▶ **Problem details**:
Copy the data that follows exactly. Include no pictures.

^^^^^^^^^^^^^^^^

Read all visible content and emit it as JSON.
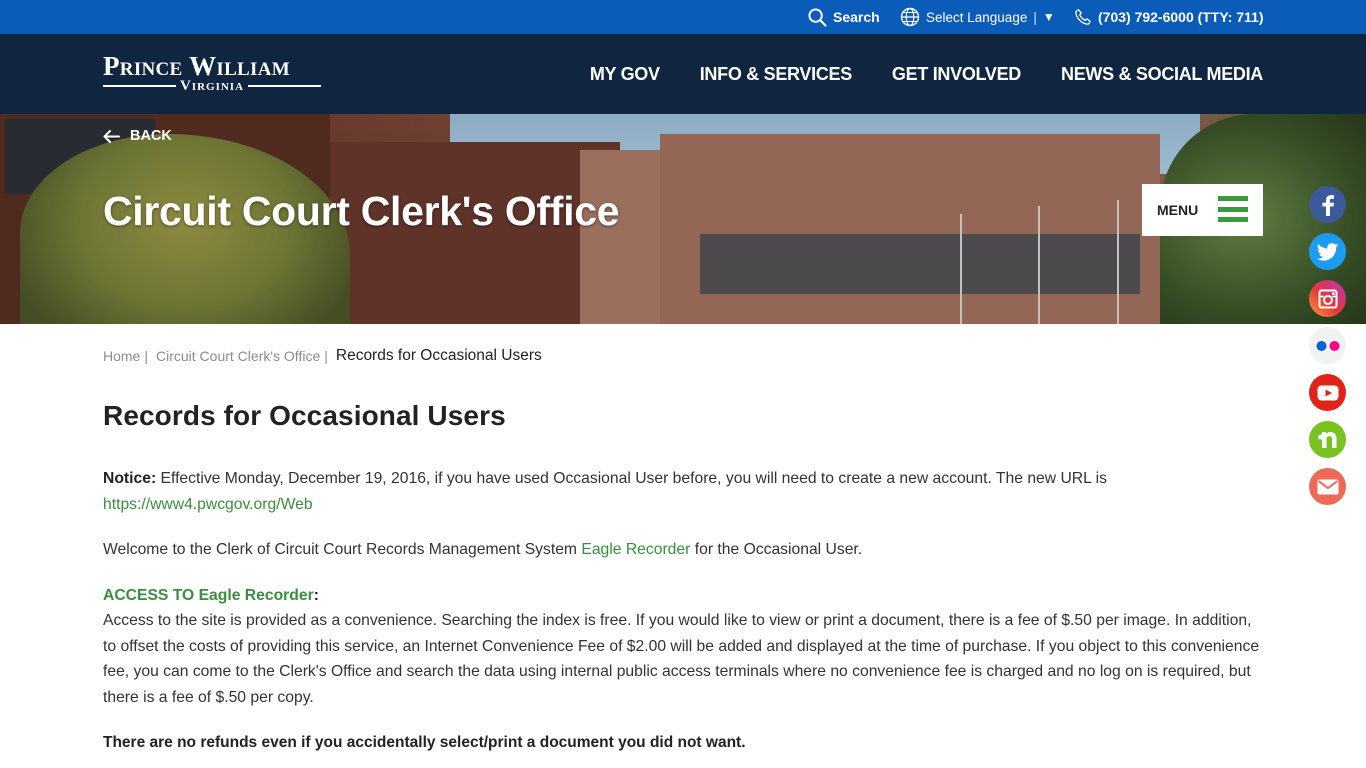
{
  "utility_bar": {
    "search_label": "Search",
    "language_label": "Select Language",
    "language_caret": "▼",
    "phone": "(703) 792-6000 (TTY: 711)"
  },
  "header": {
    "logo_top": "Prince William",
    "logo_bottom": "Virginia",
    "nav": [
      {
        "label": "MY GOV"
      },
      {
        "label": "INFO & SERVICES"
      },
      {
        "label": "GET INVOLVED"
      },
      {
        "label": "NEWS & SOCIAL MEDIA"
      }
    ]
  },
  "hero": {
    "back_label": "BACK",
    "title": "Circuit Court Clerk's Office",
    "menu_label": "MENU"
  },
  "social": [
    {
      "name": "facebook",
      "icon": "facebook-icon",
      "color": "#3b5a9a"
    },
    {
      "name": "twitter",
      "icon": "twitter-icon",
      "color": "#1d9bf0"
    },
    {
      "name": "instagram",
      "icon": "instagram-icon",
      "color": "#e5383b"
    },
    {
      "name": "flickr",
      "icon": "flickr-icon",
      "color": "#f1f2f4"
    },
    {
      "name": "youtube",
      "icon": "youtube-icon",
      "color": "#e2231a"
    },
    {
      "name": "nextdoor",
      "icon": "nextdoor-icon",
      "color": "#7ac21f"
    },
    {
      "name": "email",
      "icon": "email-icon",
      "color": "#ec6a57"
    }
  ],
  "breadcrumb": {
    "items": [
      {
        "label": "Home"
      },
      {
        "label": "Circuit Court Clerk's Office"
      }
    ],
    "current": "Records for Occasional Users",
    "separator": "|"
  },
  "page": {
    "title": "Records for Occasional Users",
    "notice_label": "Notice:",
    "notice_text": " Effective Monday, December 19, 2016, if you have used Occasional User before, you will need to create a new account. The new URL is ",
    "notice_url": "https://www4.pwcgov.org/Web",
    "welcome_before": "Welcome to the Clerk of Circuit Court Records Management System ",
    "welcome_link": "Eagle Recorder",
    "welcome_after": " for the Occasional User.",
    "access_heading": "ACCESS TO Eagle Recorder",
    "access_colon": ":",
    "access_text": "Access to the site is provided as a convenience. Searching the index is free. If you would like to view or print a document, there is a fee of $.50 per image. In addition, to offset the costs of providing this service, an Internet Convenience Fee of $2.00 will be added and displayed at the time of purchase. If you object to this convenience fee, you can come to the Clerk's Office and search the data using internal public access terminals where no convenience fee is charged and no log on is required, but there is a fee of $.50 per copy.",
    "refund_text": "There are no refunds even if you accidentally select/print a document you did not want."
  },
  "colors": {
    "utility_bar": "#0b5cb8",
    "header": "#10253f",
    "accent_green": "#3a8f3e"
  }
}
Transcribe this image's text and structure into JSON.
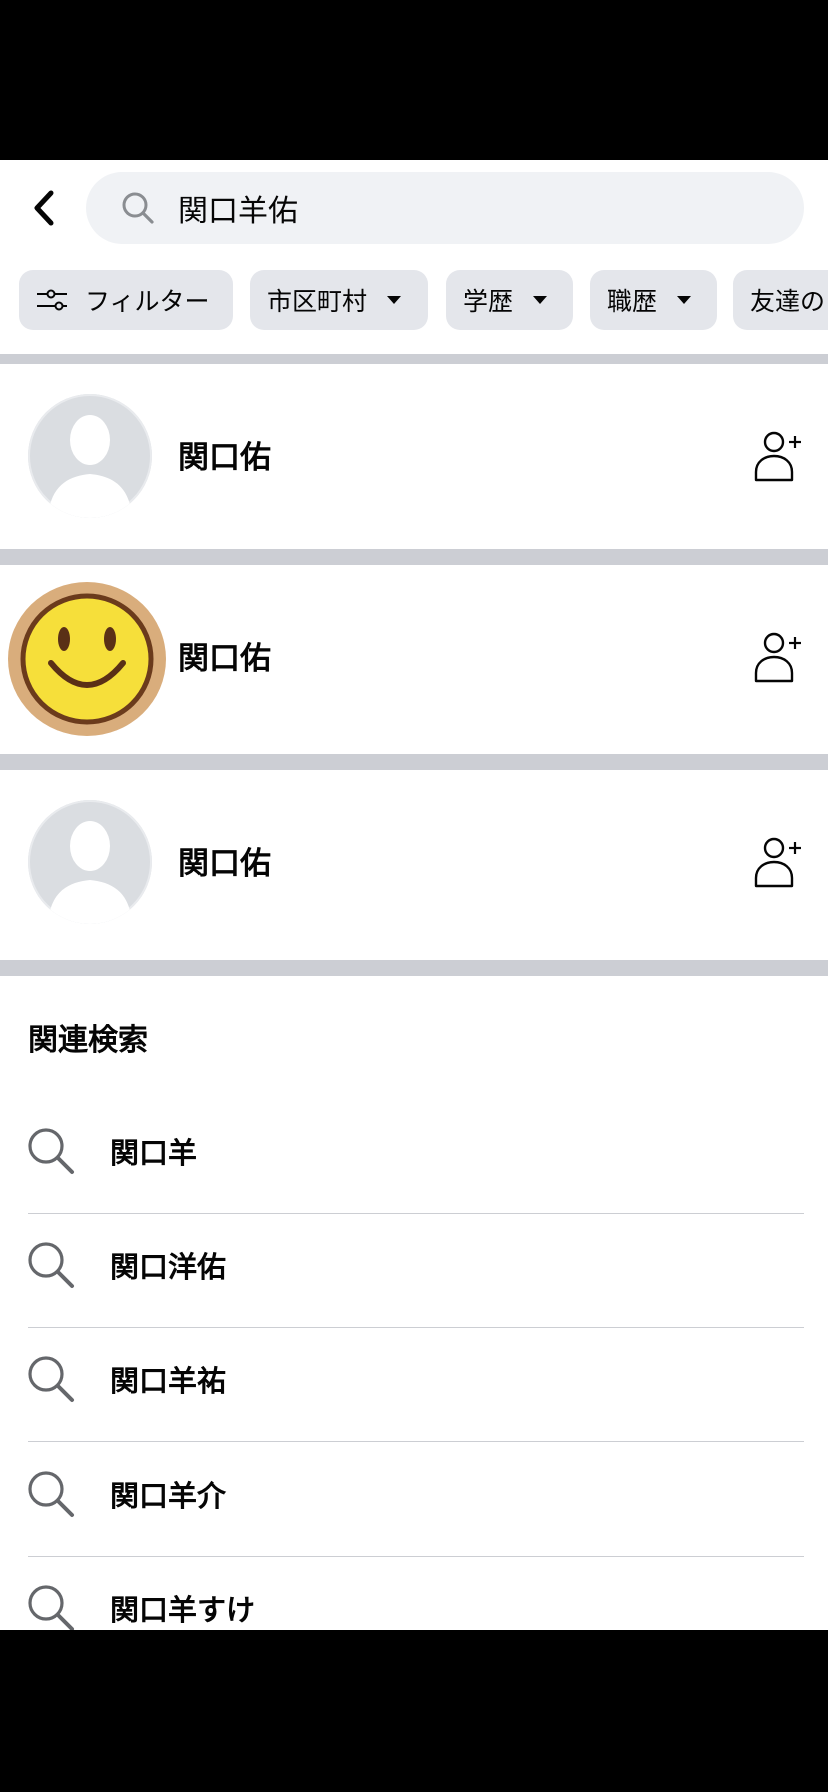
{
  "search": {
    "query": "関口羊佑"
  },
  "filters": [
    {
      "label": "フィルター"
    },
    {
      "label": "市区町村"
    },
    {
      "label": "学歴"
    },
    {
      "label": "職歴"
    },
    {
      "label": "友達の"
    }
  ],
  "results": [
    {
      "name": "関口佑",
      "avatar": "default-avatar"
    },
    {
      "name": "関口佑",
      "avatar": "smiley-avatar"
    },
    {
      "name": "関口佑",
      "avatar": "default-avatar"
    }
  ],
  "related": {
    "title": "関連検索",
    "items": [
      {
        "label": "関口羊"
      },
      {
        "label": "関口洋佑"
      },
      {
        "label": "関口羊祐"
      },
      {
        "label": "関口羊介"
      },
      {
        "label": "関口羊すけ"
      }
    ]
  },
  "colors": {
    "chip_bg": "#e4e6eb",
    "search_bg": "#f0f2f5",
    "separator": "#ccced4",
    "icon_gray": "#65676b"
  }
}
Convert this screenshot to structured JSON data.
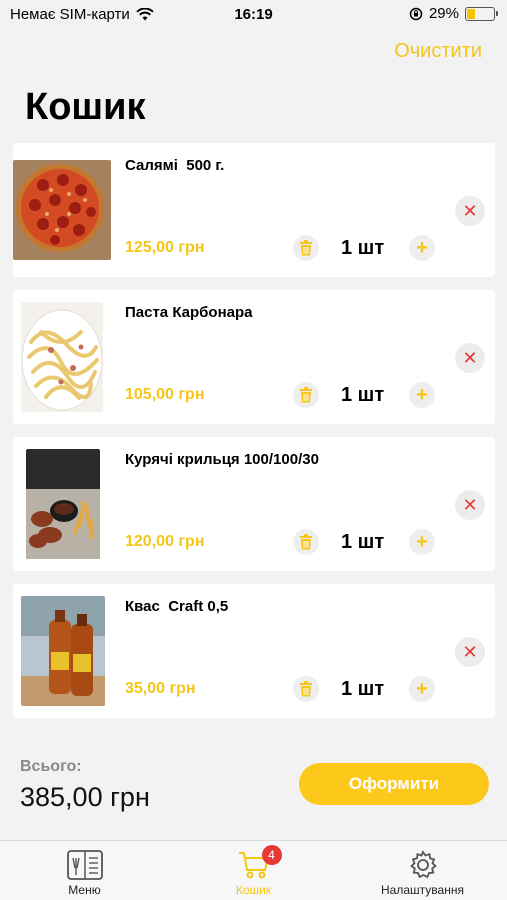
{
  "status_bar": {
    "carrier": "Немає SIM-карти",
    "time": "16:19",
    "battery": "29%",
    "battery_level": 0.29
  },
  "header": {
    "clear_label": "Очистити",
    "title": "Кошик"
  },
  "cart": {
    "items": [
      {
        "name": "Салямі  500 г.",
        "price": "125,00 грн",
        "qty": "1 шт",
        "thumb": "pizza"
      },
      {
        "name": "Паста Карбонара",
        "price": "105,00 грн",
        "qty": "1 шт",
        "thumb": "pasta"
      },
      {
        "name": "Курячі крильця 100/100/30",
        "price": "120,00 грн",
        "qty": "1 шт",
        "thumb": "wings"
      },
      {
        "name": "Квас  Craft 0,5",
        "price": "35,00 грн",
        "qty": "1 шт",
        "thumb": "kvass"
      }
    ]
  },
  "summary": {
    "total_label": "Всього:",
    "total_value": "385,00 грн",
    "checkout_label": "Оформити"
  },
  "tabs": {
    "menu": {
      "label": "Меню",
      "icon": "menu-book-icon"
    },
    "cart": {
      "label": "Кошик",
      "icon": "cart-icon",
      "badge": "4"
    },
    "settings": {
      "label": "Налаштування",
      "icon": "gear-icon"
    }
  },
  "colors": {
    "accent": "#f5c518",
    "button": "#fcc91a",
    "remove": "#e53935",
    "badge": "#e53935"
  }
}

^^^^^^^^^^^^^^^^

▶ **Exercise answer**:
Read all visible content and emit it as JSON.
{
  "utility_bar": {
    "search_label": "Search",
    "language_label": "Select Language",
    "language_caret": "▼",
    "phone": "(703) 792-6000 (TTY: 711)"
  },
  "header": {
    "logo_top": "Prince William",
    "logo_bottom": "Virginia",
    "nav": [
      {
        "label": "MY GOV"
      },
      {
        "label": "INFO & SERVICES"
      },
      {
        "label": "GET INVOLVED"
      },
      {
        "label": "NEWS & SOCIAL MEDIA"
      }
    ]
  },
  "hero": {
    "back_label": "BACK",
    "title": "Circuit Court Clerk's Office",
    "menu_label": "MENU"
  },
  "social": [
    {
      "name": "facebook",
      "icon": "facebook-icon",
      "color": "#3b5a9a"
    },
    {
      "name": "twitter",
      "icon": "twitter-icon",
      "color": "#1d9bf0"
    },
    {
      "name": "instagram",
      "icon": "instagram-icon",
      "color": "#e5383b"
    },
    {
      "name": "flickr",
      "icon": "flickr-icon",
      "color": "#f1f2f4"
    },
    {
      "name": "youtube",
      "icon": "youtube-icon",
      "color": "#e2231a"
    },
    {
      "name": "nextdoor",
      "icon": "nextdoor-icon",
      "color": "#7ac21f"
    },
    {
      "name": "email",
      "icon": "email-icon",
      "color": "#ec6a57"
    }
  ],
  "breadcrumb": {
    "items": [
      {
        "label": "Home"
      },
      {
        "label": "Circuit Court Clerk's Office"
      }
    ],
    "current": "Records for Occasional Users",
    "separator": "|"
  },
  "page": {
    "title": "Records for Occasional Users",
    "notice_label": "Notice:",
    "notice_text": " Effective Monday, December 19, 2016, if you have used Occasional User before, you will need to create a new account. The new URL is ",
    "notice_url": "https://www4.pwcgov.org/Web",
    "welcome_before": "Welcome to the Clerk of Circuit Court Records Management System ",
    "welcome_link": "Eagle Recorder",
    "welcome_after": " for the Occasional User.",
    "access_heading": "ACCESS TO Eagle Recorder",
    "access_colon": ":",
    "access_text": "Access to the site is provided as a convenience. Searching the index is free. If you would like to view or print a document, there is a fee of $.50 per image. In addition, to offset the costs of providing this service, an Internet Convenience Fee of $2.00 will be added and displayed at the time of purchase. If you object to this convenience fee, you can come to the Clerk's Office and search the data using internal public access terminals where no convenience fee is charged and no log on is required, but there is a fee of $.50 per copy.",
    "refund_text": "There are no refunds even if you accidentally select/print a document you did not want."
  },
  "colors": {
    "utility_bar": "#0b5cb8",
    "header": "#10253f",
    "accent_green": "#3a8f3e"
  }
}
Transcribe this image's text and structure into JSON.
{
  "search": {
    "query": "関口羊佑"
  },
  "filters": [
    {
      "label": "フィルター"
    },
    {
      "label": "市区町村"
    },
    {
      "label": "学歴"
    },
    {
      "label": "職歴"
    },
    {
      "label": "友達の"
    }
  ],
  "results": [
    {
      "name": "関口佑",
      "avatar": "default-avatar"
    },
    {
      "name": "関口佑",
      "avatar": "smiley-avatar"
    },
    {
      "name": "関口佑",
      "avatar": "default-avatar"
    }
  ],
  "related": {
    "title": "関連検索",
    "items": [
      {
        "label": "関口羊"
      },
      {
        "label": "関口洋佑"
      },
      {
        "label": "関口羊祐"
      },
      {
        "label": "関口羊介"
      },
      {
        "label": "関口羊すけ"
      }
    ]
  },
  "colors": {
    "chip_bg": "#e4e6eb",
    "search_bg": "#f0f2f5",
    "separator": "#ccced4",
    "icon_gray": "#65676b"
  }
}
Convert this screenshot to structured JSON data.
{
  "status_bar": {
    "carrier": "Немає SIM-карти",
    "time": "16:19",
    "battery": "29%",
    "battery_level": 0.29
  },
  "header": {
    "clear_label": "Очистити",
    "title": "Кошик"
  },
  "cart": {
    "items": [
      {
        "name": "Салямі  500 г.",
        "price": "125,00 грн",
        "qty": "1 шт",
        "thumb": "pizza"
      },
      {
        "name": "Паста Карбонара",
        "price": "105,00 грн",
        "qty": "1 шт",
        "thumb": "pasta"
      },
      {
        "name": "Курячі крильця 100/100/30",
        "price": "120,00 грн",
        "qty": "1 шт",
        "thumb": "wings"
      },
      {
        "name": "Квас  Craft 0,5",
        "price": "35,00 грн",
        "qty": "1 шт",
        "thumb": "kvass"
      }
    ]
  },
  "summary": {
    "total_label": "Всього:",
    "total_value": "385,00 грн",
    "checkout_label": "Оформити"
  },
  "tabs": {
    "menu": {
      "label": "Меню",
      "icon": "menu-book-icon"
    },
    "cart": {
      "label": "Кошик",
      "icon": "cart-icon",
      "badge": "4"
    },
    "settings": {
      "label": "Налаштування",
      "icon": "gear-icon"
    }
  },
  "colors": {
    "accent": "#f5c518",
    "button": "#fcc91a",
    "remove": "#e53935",
    "badge": "#e53935"
  }
}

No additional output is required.